Directions for this task = Go through the records and give each one again exactly.

Entries supplied =
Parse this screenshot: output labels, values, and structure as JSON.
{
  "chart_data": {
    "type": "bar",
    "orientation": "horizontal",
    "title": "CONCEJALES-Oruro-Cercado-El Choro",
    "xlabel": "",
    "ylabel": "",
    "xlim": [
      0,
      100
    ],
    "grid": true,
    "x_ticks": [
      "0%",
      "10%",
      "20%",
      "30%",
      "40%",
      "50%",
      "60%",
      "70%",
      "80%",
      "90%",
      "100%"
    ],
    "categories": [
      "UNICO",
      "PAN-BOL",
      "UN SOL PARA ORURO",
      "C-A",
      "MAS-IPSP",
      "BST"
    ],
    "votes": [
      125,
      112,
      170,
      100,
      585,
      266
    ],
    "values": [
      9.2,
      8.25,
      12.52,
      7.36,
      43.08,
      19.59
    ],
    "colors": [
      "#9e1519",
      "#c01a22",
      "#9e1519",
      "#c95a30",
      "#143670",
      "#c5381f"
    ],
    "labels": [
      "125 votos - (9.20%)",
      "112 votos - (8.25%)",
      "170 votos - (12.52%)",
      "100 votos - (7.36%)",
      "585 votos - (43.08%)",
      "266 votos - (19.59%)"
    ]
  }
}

Answer for the task =
Parse this screenshot: output labels, values, and structure as JSON.
{
  "chart_data": {
    "type": "bar",
    "orientation": "horizontal",
    "title": "CONCEJALES-Oruro-Cercado-El Choro",
    "xlabel": "",
    "ylabel": "",
    "xlim": [
      0,
      100
    ],
    "grid": true,
    "x_ticks": [
      "0%",
      "10%",
      "20%",
      "30%",
      "40%",
      "50%",
      "60%",
      "70%",
      "80%",
      "90%",
      "100%"
    ],
    "categories": [
      "UNICO",
      "PAN-BOL",
      "UN SOL PARA ORURO",
      "C-A",
      "MAS-IPSP",
      "BST"
    ],
    "votes": [
      125,
      112,
      170,
      100,
      585,
      266
    ],
    "values": [
      9.2,
      8.25,
      12.52,
      7.36,
      43.08,
      19.59
    ],
    "colors": [
      "#9e1519",
      "#c01a22",
      "#9e1519",
      "#c95a30",
      "#143670",
      "#c5381f"
    ],
    "labels": [
      "125 votos - (9.20%)",
      "112 votos - (8.25%)",
      "170 votos - (12.52%)",
      "100 votos - (7.36%)",
      "585 votos - (43.08%)",
      "266 votos - (19.59%)"
    ]
  }
}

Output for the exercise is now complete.